:: Figure content listings ::
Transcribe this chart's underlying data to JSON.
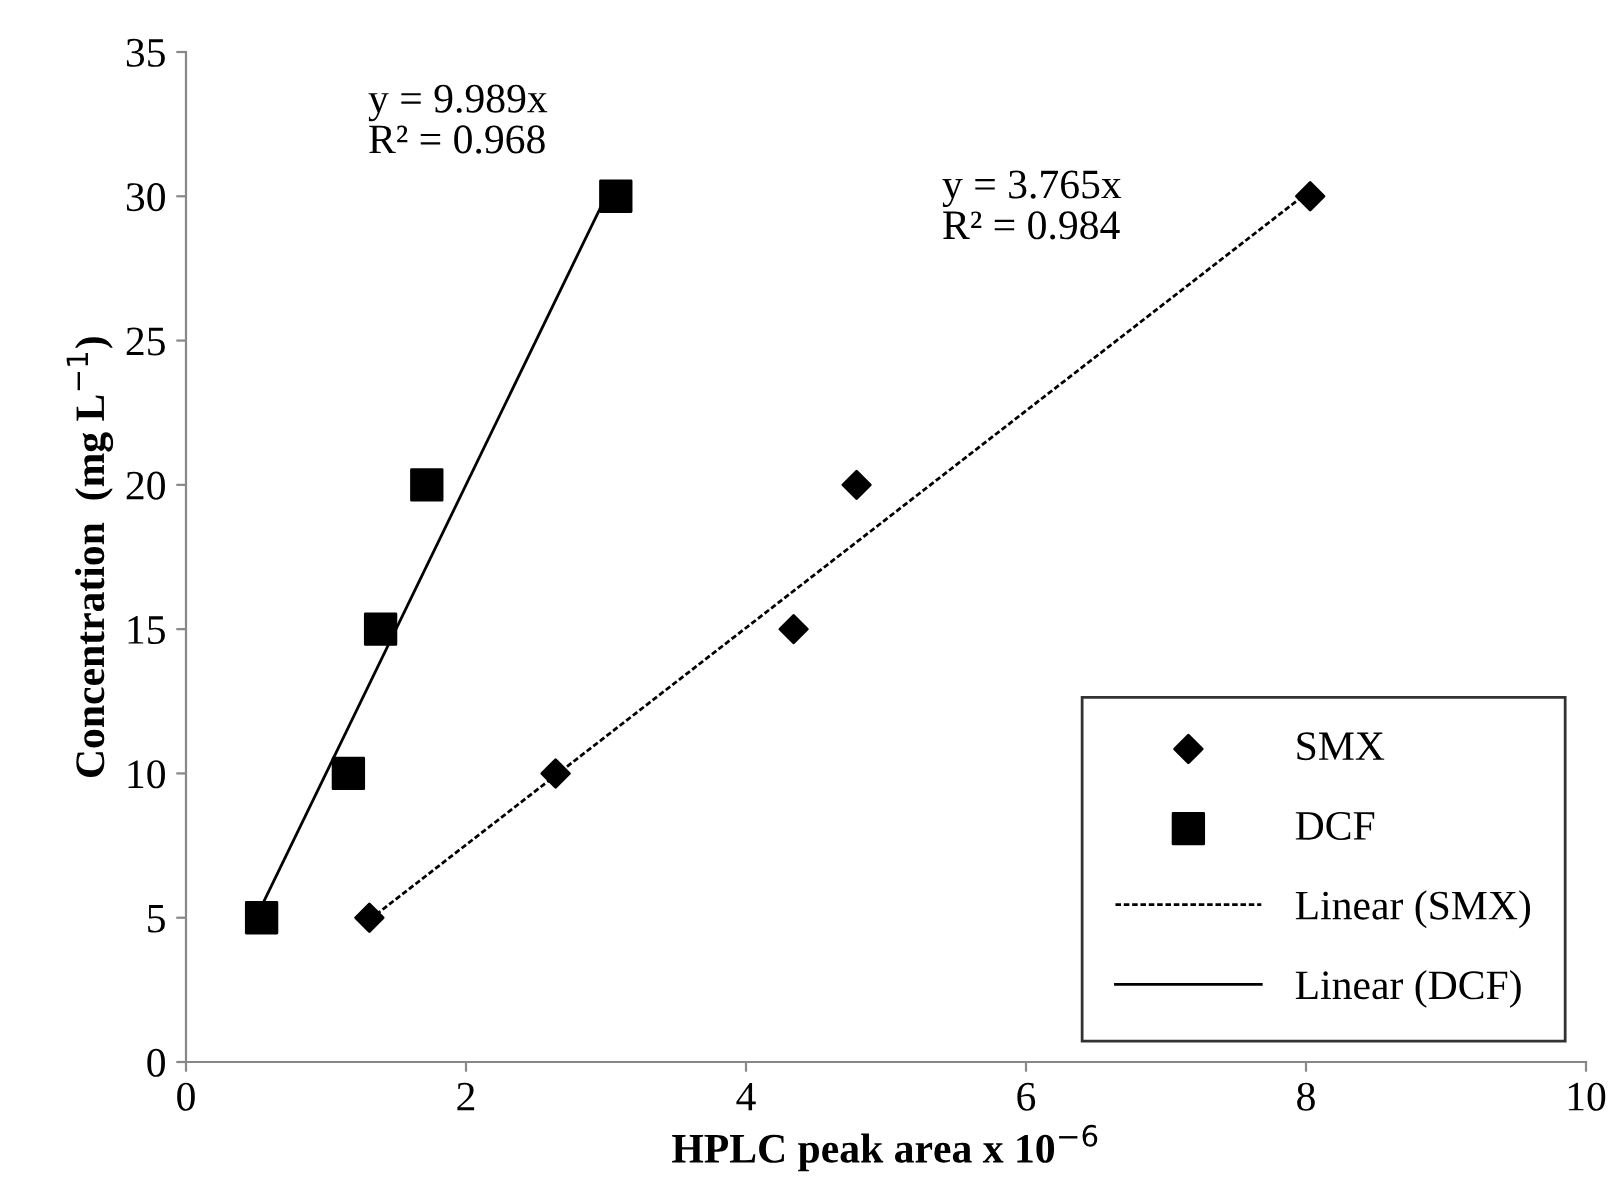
{
  "chart_data": {
    "type": "scatter",
    "xlabel": "HPLC peak area x 10$^{−6}$",
    "ylabel": "Concentration  (mg L$^{−1}$)",
    "xlim": [
      0,
      10
    ],
    "ylim": [
      0,
      35
    ],
    "xticks": [
      0,
      2,
      4,
      6,
      8,
      10
    ],
    "yticks": [
      0,
      5,
      10,
      15,
      20,
      25,
      30,
      35
    ],
    "grid": false,
    "legend": "bottom right",
    "series": [
      {
        "name": "SMX",
        "color": "#000000",
        "marker": "diamond",
        "x": [
          1.31,
          2.64,
          4.34,
          4.79,
          8.03
        ],
        "values": [
          5,
          10,
          15,
          20,
          30
        ]
      },
      {
        "name": "DCF",
        "color": "#000000",
        "marker": "square",
        "x": [
          0.54,
          1.16,
          1.39,
          1.72,
          3.07
        ],
        "values": [
          5,
          10,
          15,
          20,
          30
        ]
      },
      {
        "name": "Linear (SMX)",
        "type": "line",
        "color": "#000000",
        "marker": "none",
        "line_style": "dotted",
        "x": [
          1.31,
          8.03
        ],
        "values": [
          4.93,
          30.2
        ]
      },
      {
        "name": "Linear (DCF)",
        "type": "line",
        "color": "#000000",
        "marker": "none",
        "line_style": "solid",
        "x": [
          0.5,
          3.05
        ],
        "values": [
          5.0,
          30.5
        ]
      }
    ],
    "annotations": [
      "y = 9.989x\nR² = 0.968",
      "y = 3.765x\nR² = 0.984"
    ]
  }
}
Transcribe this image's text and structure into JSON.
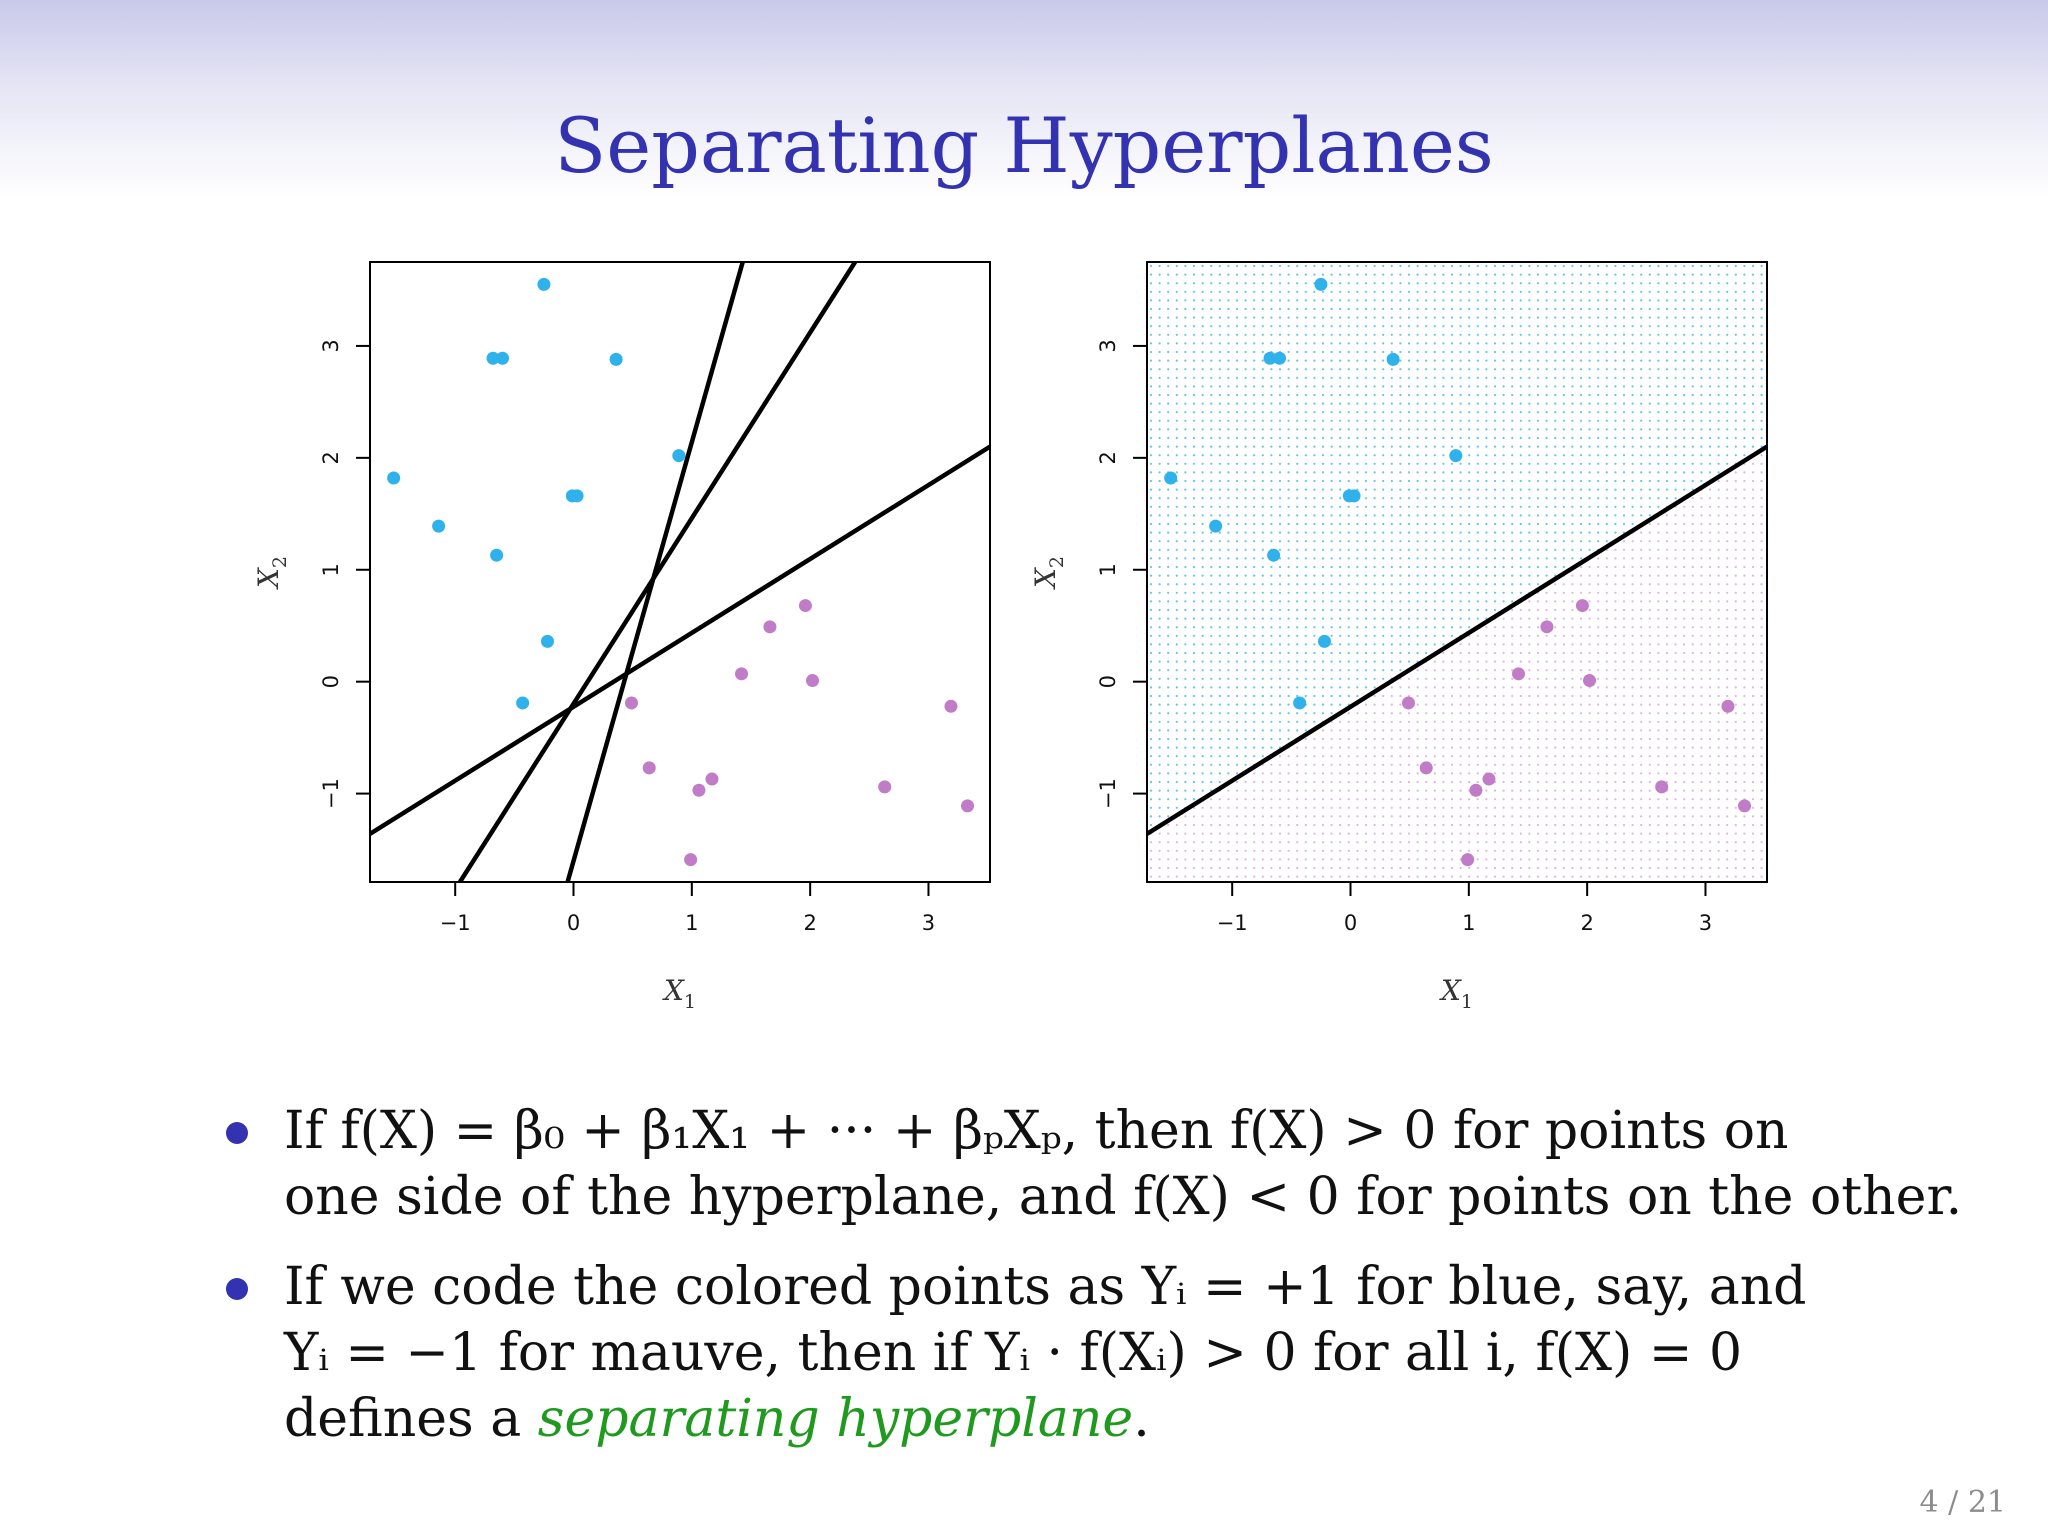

:: CHALLENGE ::
Using the material above, return every line exactly as it appears, minus the pictures.

:: REPLY TO THE TASK ::
Transcribe this chart's underlying data to JSON.
{
  "chart_data": {
    "type": "scatter",
    "xlabel": "HPLC peak area x 10$^{−6}$",
    "ylabel": "Concentration  (mg L$^{−1}$)",
    "xlim": [
      0,
      10
    ],
    "ylim": [
      0,
      35
    ],
    "xticks": [
      0,
      2,
      4,
      6,
      8,
      10
    ],
    "yticks": [
      0,
      5,
      10,
      15,
      20,
      25,
      30,
      35
    ],
    "grid": false,
    "legend": "bottom right",
    "series": [
      {
        "name": "SMX",
        "color": "#000000",
        "marker": "diamond",
        "x": [
          1.31,
          2.64,
          4.34,
          4.79,
          8.03
        ],
        "values": [
          5,
          10,
          15,
          20,
          30
        ]
      },
      {
        "name": "DCF",
        "color": "#000000",
        "marker": "square",
        "x": [
          0.54,
          1.16,
          1.39,
          1.72,
          3.07
        ],
        "values": [
          5,
          10,
          15,
          20,
          30
        ]
      },
      {
        "name": "Linear (SMX)",
        "type": "line",
        "color": "#000000",
        "marker": "none",
        "line_style": "dotted",
        "x": [
          1.31,
          8.03
        ],
        "values": [
          4.93,
          30.2
        ]
      },
      {
        "name": "Linear (DCF)",
        "type": "line",
        "color": "#000000",
        "marker": "none",
        "line_style": "solid",
        "x": [
          0.5,
          3.05
        ],
        "values": [
          5.0,
          30.5
        ]
      }
    ],
    "annotations": [
      "y = 9.989x\nR² = 0.968",
      "y = 3.765x\nR² = 0.984"
    ]
  }
}
Transcribe this image's text and structure into JSON.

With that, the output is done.